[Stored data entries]
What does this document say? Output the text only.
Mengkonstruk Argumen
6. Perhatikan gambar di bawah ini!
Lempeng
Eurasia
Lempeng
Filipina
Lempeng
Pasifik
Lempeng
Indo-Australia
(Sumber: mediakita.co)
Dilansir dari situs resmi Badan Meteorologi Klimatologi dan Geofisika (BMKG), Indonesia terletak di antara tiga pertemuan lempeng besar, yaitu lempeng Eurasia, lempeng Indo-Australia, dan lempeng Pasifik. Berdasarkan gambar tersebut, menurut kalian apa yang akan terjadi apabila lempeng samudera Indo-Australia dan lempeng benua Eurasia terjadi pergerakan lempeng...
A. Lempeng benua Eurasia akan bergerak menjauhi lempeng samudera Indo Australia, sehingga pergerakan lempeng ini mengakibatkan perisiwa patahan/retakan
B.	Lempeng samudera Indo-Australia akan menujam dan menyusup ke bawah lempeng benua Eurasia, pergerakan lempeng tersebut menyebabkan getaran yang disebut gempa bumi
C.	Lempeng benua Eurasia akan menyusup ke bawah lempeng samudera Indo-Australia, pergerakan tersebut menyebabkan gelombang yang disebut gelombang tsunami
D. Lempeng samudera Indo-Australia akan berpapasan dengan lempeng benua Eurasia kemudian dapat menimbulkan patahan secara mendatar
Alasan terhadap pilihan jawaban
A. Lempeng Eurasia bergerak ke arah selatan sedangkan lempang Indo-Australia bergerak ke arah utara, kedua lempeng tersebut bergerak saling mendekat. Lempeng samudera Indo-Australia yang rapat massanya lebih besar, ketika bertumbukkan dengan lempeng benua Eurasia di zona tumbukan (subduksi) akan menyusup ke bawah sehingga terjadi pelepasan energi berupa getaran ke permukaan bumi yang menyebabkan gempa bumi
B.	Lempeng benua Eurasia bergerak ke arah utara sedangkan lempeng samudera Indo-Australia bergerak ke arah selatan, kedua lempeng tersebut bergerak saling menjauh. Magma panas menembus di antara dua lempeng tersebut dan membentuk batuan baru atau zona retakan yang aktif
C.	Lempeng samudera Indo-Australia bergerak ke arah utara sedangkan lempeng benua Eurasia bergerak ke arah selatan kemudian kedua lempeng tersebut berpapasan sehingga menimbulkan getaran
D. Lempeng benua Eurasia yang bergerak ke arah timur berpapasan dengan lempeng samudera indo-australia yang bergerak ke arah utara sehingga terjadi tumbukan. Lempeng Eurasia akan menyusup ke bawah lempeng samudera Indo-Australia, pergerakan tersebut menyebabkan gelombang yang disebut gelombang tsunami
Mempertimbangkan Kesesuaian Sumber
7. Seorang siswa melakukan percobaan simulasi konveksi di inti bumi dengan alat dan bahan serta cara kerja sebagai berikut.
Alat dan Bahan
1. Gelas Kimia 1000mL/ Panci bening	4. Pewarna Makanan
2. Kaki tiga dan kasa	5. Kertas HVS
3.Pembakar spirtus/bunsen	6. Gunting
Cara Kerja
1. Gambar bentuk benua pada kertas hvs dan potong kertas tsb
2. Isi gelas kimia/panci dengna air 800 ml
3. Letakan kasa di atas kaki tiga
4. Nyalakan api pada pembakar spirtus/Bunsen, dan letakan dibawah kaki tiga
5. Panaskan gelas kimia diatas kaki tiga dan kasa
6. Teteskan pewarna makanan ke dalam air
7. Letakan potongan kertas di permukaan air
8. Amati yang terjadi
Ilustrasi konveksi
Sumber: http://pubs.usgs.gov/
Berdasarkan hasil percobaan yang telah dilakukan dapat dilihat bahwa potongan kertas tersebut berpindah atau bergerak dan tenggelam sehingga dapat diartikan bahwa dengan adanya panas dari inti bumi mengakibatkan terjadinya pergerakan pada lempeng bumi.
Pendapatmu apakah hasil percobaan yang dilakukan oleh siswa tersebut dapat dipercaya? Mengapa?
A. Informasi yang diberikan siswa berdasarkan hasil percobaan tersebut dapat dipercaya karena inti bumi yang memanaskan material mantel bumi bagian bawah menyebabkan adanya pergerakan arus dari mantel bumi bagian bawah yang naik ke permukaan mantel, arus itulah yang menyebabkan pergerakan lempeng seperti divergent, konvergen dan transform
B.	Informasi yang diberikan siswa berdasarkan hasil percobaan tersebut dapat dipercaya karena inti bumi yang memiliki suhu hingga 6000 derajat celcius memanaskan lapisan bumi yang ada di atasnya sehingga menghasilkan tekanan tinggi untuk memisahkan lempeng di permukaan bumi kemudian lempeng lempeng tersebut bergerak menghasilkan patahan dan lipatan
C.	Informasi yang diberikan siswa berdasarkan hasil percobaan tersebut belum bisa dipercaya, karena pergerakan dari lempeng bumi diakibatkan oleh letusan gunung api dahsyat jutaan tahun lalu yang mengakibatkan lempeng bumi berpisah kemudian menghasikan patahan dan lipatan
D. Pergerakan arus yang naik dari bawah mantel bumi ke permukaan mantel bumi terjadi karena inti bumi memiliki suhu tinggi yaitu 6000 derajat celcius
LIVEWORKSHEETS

==

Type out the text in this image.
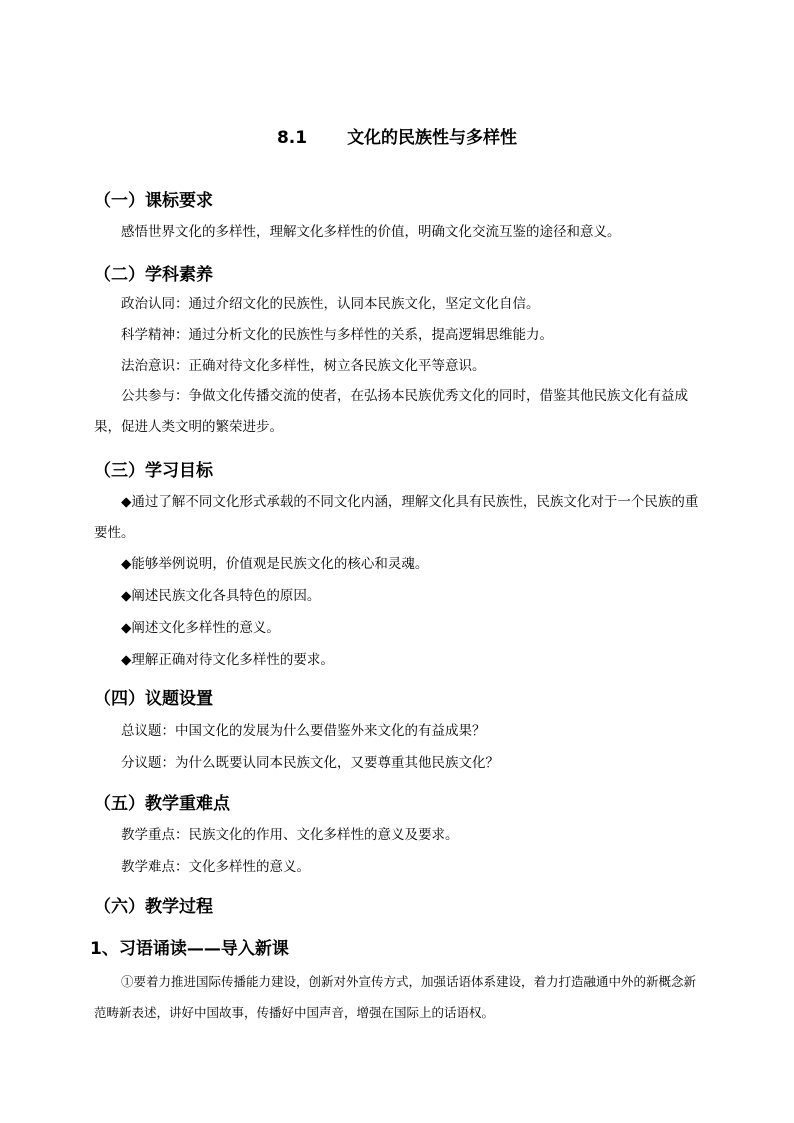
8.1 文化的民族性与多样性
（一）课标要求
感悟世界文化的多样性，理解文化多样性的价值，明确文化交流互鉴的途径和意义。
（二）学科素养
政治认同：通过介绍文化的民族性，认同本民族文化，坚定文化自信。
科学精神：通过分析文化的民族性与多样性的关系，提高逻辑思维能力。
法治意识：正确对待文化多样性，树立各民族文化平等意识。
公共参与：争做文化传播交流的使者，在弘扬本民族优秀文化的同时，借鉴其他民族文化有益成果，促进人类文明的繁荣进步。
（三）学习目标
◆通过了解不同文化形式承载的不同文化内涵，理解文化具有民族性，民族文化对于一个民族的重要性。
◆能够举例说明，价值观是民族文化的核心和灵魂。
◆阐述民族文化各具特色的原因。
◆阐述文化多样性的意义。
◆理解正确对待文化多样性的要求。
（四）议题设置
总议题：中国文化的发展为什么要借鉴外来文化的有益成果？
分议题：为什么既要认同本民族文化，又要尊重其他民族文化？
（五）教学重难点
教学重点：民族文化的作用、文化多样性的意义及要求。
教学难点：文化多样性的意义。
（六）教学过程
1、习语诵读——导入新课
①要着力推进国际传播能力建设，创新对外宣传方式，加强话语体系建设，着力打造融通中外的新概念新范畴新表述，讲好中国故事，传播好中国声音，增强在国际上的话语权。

Work to be completed:
Locate and copy each line in the data above that includes the word "naik".

The answer:
A. Informasi yang diberikan siswa berdasarkan hasil percobaan tersebut dapat dipercaya karena inti bumi yang memanaskan material mantel bumi bagian bawah menyebabkan adanya pergerakan arus dari mantel bumi bagian bawah yang naik ke permukaan mantel, arus itulah yang menyebabkan pergerakan lempeng seperti divergent, konvergen dan transform
D. Pergerakan arus yang naik dari bawah mantel bumi ke permukaan mantel bumi terjadi karena inti bumi memiliki suhu tinggi yaitu 6000 derajat celcius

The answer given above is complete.